*Okuma Metni*

★ ★ ★ ★ ★

11 dk.
18 Ekim 2023
Peygamberimiz'e (sas) "Efendimiz" diye hitap etmek yanlış mıdır?-gorsel
Youtube Banner

Peygamberimiz'e (sas) "Efendimiz" diye hitap etmek yanlış mıdır?

Soru: Peygamber Efendimiz (sas) “Bana Efendim demeyin. Efendi Allah'tır. Hristiyanların Meryem oğlu İsa'yı aşırı yücelttikleri gibi siz de beni aşırı yüceltmeyin. Ben sadece ve sadece bir kulum. O hâlde Allah'ın kulu ve elçisi deyin.” hadislerine rağmen neden “Rasulullah Efendimiz” diye hitap ediliyor? Peygamber Efendimiz demek hatalı bir tabir mi?

 

Cevap: Öncelikle konuyla ilgili soruda geçen hadisleri ele alalım.

 

Beni Amir kabilesinden bir heyet Allah Rasulü’nü ziyarete geldiğinde “Sen bizim efendimizsin (seyyidimizsin).” diye hitap ederler. Allah Rasulü (sas) “Efendi Allah’tır!” buyururlar. Heyet bunun üzerine “Fazilette en ileride olanımız, mertlikte en başta gelenimizsin!” der. Allah Rasulü de “Söylediğinizin hepsi bu veya buna yakın bir söz olsun. Şeytan sizi (mübalağalı övgülerde) koşturmasın.”1 buyururlar.

★ ★ ★ ★ ★

*Yapılacak İşler*
[1] Metinde «Beni Amir kabilesinden bir heyet» sözleriyle başlayan paragrafı, ana bilgilerini koruyarak daha kısa biçimde yeniden yazın.
[2] Metne göre Beni Amir heyetinin Allah Rasulü'ne hitap ederken ya da onu överken kullandığı ifadelerin hepsini sıralayın.
[3] Metne göre Allah Rasulü'nü ziyarete gelen heyet hangi kabiledendi?

*Alıntılanan Veriler*
★ ★ ★ ★ ★

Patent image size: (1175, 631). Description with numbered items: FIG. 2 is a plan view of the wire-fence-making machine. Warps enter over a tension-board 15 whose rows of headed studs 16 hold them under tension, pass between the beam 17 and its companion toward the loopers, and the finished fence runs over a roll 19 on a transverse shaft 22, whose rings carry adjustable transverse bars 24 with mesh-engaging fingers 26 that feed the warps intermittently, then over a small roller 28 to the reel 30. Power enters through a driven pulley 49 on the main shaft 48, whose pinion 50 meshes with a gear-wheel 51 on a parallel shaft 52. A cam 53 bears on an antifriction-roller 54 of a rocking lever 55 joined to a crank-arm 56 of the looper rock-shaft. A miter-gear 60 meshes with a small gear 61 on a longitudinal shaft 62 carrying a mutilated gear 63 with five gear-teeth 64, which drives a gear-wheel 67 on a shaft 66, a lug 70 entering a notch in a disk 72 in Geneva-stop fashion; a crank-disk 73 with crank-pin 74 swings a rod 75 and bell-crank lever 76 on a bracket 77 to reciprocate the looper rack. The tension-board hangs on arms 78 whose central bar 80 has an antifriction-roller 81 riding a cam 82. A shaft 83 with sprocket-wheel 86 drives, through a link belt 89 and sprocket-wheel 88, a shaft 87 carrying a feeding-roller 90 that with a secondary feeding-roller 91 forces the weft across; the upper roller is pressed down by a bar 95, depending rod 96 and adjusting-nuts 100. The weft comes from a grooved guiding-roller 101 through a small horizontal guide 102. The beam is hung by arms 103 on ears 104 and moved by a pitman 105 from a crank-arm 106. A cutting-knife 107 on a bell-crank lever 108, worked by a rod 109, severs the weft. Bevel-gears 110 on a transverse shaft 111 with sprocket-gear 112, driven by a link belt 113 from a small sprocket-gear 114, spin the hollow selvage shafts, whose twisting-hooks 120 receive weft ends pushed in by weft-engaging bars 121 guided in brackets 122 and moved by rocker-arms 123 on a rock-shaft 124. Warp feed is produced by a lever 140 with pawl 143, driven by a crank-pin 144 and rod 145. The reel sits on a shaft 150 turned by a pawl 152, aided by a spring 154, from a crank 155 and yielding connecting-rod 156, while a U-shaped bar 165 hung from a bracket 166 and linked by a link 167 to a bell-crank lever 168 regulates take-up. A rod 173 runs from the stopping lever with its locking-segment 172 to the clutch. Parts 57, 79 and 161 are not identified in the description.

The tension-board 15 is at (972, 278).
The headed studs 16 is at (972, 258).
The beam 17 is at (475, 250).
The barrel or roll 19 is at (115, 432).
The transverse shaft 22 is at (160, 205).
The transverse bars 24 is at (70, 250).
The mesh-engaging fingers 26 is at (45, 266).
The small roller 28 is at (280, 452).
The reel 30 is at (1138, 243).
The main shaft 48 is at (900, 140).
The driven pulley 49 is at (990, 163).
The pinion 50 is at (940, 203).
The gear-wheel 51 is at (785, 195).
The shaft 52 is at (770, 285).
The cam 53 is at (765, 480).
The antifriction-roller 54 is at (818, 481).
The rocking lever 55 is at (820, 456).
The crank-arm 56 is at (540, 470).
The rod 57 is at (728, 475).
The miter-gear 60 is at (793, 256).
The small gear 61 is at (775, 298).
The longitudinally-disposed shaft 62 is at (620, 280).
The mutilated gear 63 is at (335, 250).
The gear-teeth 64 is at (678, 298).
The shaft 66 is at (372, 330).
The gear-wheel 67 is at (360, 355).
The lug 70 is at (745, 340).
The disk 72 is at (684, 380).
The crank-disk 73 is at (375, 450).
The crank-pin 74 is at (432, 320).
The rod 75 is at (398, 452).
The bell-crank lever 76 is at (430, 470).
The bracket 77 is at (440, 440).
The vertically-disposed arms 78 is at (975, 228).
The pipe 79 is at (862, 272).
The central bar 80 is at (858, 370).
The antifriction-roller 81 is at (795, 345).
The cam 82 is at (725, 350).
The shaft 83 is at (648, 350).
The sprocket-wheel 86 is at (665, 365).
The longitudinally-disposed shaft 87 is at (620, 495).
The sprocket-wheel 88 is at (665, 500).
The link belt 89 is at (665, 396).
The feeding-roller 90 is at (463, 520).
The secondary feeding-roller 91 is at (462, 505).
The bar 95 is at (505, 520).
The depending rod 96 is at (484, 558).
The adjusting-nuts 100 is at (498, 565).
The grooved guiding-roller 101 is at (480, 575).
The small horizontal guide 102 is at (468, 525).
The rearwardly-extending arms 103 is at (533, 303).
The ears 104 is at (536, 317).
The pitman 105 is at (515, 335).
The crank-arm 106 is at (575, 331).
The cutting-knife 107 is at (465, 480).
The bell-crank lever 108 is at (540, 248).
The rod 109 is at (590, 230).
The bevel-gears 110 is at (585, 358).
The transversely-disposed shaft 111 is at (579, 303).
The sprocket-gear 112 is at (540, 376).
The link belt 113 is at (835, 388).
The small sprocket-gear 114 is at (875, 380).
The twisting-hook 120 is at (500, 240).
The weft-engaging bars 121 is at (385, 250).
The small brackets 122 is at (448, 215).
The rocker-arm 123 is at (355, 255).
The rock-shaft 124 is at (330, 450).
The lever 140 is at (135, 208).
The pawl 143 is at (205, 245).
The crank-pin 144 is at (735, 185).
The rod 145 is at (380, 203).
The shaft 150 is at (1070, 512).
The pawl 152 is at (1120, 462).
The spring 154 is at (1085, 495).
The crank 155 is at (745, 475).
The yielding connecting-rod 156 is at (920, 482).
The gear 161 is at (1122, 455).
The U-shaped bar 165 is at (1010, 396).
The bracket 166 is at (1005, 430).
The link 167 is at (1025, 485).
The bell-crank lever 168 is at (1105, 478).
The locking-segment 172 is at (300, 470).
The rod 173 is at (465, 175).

★ ★ ★ ★ ★

*Görev Çözümleri*
[1] Beni Amir kabilesinden gelen bir heyet Allah Rasulü'ne "Sen bizim efendimizsin." diye hitap edince o, "Efendi Allah'tır!" buyurur. Heyet onu fazilette ve mertlikte en önde gelenleri olarak överek karşılık verir. Allah Rasulü de söylediklerinin bu veya buna yakın bir söz olmasını ister ve şeytanın onları mübalağalı övgülere koşturmamasını söyler.

[2]
- "Sen bizim efendimizsin (seyyidimizsin)."
- "Fazilette en ileride olanımız"
- "Mertlikte en başta gelenimizsin"

[3] Heyet Beni Amir kabilesindendi.